▶ _PROMPT_: Wherever the string "color" appears in the listing, copy that line.

▶ _ENTRIES SHOWN_:
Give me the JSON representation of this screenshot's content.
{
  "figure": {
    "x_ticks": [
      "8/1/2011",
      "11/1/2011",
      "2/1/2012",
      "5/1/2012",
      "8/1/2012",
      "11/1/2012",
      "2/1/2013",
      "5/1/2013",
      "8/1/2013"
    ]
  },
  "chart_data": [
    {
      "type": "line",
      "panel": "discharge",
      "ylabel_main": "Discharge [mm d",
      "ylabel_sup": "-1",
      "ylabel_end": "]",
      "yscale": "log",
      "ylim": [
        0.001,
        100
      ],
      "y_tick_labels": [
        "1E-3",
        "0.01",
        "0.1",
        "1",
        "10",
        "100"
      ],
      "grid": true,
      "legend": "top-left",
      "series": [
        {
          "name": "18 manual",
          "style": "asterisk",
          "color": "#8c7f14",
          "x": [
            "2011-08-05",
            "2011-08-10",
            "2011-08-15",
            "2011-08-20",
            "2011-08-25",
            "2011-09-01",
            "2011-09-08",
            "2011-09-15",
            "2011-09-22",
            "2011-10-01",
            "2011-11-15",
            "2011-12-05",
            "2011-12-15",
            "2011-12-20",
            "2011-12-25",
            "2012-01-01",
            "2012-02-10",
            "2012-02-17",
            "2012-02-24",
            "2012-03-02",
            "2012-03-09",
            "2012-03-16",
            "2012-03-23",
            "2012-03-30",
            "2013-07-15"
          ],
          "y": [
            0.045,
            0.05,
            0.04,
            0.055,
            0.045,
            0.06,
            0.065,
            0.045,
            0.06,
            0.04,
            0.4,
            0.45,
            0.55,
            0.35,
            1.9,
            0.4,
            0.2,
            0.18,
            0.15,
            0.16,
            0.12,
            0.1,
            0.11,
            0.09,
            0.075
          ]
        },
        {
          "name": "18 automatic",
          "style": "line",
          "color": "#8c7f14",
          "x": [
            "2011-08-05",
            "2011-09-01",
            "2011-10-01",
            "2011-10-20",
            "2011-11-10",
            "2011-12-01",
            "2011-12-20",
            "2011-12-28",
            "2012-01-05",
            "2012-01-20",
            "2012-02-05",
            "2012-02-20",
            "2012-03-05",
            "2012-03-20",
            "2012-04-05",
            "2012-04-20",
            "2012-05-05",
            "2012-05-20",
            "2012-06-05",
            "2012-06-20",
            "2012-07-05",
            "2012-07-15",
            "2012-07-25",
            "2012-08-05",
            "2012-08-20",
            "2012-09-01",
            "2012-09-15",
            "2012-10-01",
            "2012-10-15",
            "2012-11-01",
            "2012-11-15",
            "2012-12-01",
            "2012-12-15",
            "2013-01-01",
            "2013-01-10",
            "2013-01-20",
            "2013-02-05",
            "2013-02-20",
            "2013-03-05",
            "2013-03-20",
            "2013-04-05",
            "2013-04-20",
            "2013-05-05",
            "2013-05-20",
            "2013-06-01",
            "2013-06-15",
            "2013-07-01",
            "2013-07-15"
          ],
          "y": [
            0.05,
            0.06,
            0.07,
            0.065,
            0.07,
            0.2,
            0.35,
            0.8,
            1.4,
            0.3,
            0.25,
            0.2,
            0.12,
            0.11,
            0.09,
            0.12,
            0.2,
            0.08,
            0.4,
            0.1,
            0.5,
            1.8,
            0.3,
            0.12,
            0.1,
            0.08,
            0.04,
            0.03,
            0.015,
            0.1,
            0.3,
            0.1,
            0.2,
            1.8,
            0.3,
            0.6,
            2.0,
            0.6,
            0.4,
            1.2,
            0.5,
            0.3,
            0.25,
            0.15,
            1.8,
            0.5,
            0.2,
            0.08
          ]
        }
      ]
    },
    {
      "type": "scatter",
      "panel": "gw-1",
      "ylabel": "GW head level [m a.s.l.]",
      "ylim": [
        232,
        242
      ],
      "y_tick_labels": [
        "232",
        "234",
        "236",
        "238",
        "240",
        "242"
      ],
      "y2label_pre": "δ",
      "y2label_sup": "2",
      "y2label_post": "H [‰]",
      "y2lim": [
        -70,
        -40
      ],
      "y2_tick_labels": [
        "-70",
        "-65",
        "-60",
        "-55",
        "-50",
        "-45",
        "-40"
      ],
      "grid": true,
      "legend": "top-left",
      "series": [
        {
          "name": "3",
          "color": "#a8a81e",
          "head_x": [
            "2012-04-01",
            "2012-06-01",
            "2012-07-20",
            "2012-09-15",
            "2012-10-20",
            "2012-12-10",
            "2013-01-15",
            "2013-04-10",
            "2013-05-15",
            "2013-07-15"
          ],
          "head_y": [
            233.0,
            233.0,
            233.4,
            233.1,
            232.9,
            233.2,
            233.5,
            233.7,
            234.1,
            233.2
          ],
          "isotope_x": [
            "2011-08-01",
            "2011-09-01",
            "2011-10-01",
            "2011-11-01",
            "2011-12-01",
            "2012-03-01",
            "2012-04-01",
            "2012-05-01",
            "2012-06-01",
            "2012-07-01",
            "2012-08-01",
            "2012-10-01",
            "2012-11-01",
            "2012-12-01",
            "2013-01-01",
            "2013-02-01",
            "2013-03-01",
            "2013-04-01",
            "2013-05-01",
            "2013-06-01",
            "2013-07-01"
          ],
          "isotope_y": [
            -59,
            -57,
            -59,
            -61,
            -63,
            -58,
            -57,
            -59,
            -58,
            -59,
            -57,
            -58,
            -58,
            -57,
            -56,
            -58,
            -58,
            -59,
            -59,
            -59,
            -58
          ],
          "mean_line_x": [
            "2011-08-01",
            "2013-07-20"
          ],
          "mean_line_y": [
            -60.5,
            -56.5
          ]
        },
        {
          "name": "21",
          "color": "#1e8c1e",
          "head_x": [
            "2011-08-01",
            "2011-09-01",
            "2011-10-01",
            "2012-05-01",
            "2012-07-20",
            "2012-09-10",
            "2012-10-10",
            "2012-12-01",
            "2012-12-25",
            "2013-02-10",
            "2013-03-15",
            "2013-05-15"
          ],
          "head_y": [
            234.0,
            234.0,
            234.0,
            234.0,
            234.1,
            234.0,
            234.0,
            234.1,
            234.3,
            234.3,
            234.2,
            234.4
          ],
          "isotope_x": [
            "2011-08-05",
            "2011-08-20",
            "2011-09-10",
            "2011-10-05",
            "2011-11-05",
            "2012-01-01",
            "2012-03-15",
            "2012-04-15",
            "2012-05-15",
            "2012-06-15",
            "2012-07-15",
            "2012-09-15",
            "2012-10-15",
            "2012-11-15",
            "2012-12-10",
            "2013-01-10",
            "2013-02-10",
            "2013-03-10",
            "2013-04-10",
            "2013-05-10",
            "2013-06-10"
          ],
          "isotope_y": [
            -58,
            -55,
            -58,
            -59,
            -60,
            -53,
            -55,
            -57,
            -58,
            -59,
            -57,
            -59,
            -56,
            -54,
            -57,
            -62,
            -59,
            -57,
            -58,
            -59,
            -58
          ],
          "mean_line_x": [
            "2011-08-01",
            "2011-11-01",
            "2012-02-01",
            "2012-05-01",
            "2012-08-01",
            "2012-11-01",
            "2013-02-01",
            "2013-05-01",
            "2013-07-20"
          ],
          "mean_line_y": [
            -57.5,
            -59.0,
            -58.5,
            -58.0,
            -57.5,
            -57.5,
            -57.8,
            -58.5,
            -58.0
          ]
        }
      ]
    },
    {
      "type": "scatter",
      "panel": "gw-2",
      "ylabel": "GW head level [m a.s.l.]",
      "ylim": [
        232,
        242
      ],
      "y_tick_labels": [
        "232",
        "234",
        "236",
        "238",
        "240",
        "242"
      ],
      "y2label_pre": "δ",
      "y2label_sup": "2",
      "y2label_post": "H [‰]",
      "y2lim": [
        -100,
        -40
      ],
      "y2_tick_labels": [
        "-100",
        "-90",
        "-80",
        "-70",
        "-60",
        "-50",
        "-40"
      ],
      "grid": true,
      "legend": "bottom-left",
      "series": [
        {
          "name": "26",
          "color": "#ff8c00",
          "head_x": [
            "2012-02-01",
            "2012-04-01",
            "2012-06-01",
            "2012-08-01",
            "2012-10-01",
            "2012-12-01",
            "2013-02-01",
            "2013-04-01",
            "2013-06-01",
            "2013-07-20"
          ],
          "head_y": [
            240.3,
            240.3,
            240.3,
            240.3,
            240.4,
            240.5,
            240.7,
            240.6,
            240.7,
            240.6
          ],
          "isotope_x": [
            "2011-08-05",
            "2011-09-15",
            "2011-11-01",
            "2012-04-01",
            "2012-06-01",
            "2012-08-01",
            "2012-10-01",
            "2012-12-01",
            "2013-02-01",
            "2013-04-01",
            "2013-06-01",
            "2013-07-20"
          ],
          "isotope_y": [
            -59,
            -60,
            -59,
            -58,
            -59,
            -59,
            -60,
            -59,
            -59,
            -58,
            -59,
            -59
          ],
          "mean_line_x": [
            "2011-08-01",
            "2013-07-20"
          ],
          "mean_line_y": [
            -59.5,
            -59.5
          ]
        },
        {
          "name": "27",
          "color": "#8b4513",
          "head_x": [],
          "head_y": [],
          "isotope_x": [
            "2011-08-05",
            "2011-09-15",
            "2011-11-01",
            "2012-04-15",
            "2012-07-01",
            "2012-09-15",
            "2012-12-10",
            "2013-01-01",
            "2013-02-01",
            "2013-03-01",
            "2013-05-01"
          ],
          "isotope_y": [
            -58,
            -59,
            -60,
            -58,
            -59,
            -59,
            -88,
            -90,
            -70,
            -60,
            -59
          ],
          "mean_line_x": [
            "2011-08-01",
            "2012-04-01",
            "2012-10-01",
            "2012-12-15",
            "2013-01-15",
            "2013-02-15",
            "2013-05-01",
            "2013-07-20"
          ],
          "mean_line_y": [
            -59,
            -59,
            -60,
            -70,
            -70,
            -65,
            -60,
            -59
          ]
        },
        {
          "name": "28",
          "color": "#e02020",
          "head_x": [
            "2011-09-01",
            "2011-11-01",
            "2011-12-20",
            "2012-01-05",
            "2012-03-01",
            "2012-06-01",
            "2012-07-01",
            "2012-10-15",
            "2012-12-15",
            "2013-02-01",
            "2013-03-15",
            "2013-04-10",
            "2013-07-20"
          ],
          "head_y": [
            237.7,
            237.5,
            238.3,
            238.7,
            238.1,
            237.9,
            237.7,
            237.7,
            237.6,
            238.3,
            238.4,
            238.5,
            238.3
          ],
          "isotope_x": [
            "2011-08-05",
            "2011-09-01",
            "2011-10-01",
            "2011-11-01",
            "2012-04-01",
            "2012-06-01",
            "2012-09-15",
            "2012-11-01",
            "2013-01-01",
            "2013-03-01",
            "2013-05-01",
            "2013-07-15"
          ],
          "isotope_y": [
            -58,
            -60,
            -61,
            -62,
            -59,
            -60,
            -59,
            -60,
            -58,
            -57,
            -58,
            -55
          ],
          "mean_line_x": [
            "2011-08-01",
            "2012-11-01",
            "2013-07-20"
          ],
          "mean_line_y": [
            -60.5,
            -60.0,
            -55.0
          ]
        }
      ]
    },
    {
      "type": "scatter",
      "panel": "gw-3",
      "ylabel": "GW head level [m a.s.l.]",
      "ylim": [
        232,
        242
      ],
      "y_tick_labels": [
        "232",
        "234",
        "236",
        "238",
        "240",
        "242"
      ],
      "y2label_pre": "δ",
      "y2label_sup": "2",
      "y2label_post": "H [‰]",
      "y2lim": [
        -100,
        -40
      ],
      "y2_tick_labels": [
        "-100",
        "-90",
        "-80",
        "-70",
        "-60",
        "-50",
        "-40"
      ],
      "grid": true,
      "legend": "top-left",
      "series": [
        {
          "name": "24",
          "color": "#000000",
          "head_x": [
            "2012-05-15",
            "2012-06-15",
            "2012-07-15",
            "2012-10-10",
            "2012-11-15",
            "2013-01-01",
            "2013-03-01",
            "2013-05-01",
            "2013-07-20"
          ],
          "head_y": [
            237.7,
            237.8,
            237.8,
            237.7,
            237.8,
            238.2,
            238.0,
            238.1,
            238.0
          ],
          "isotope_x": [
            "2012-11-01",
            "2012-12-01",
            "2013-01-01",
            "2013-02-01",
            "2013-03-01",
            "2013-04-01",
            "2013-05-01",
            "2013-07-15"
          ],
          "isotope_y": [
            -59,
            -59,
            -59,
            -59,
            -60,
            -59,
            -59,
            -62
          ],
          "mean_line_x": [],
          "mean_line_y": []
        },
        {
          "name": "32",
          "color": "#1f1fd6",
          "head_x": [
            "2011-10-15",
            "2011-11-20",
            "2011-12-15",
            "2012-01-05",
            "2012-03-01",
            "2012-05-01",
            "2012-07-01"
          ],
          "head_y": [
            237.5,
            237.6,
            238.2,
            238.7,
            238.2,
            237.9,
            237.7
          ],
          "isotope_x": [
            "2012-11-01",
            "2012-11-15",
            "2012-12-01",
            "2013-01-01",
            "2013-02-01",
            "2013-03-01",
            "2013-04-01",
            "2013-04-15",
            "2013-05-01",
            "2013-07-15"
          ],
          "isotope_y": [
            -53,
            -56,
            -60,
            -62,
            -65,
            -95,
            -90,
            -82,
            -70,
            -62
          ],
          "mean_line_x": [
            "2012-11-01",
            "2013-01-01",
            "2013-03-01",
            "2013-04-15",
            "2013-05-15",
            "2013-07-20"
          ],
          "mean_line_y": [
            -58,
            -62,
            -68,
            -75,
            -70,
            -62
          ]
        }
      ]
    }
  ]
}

▶ _SOLUTION_:
          "color": "#8c7f14",
          "color": "#8c7f14",
          "color": "#a8a81e",
          "color": "#1e8c1e",
          "color": "#ff8c00",
          "color": "#8b4513",
          "color": "#e02020",
          "color": "#000000",
          "color": "#1f1fd6",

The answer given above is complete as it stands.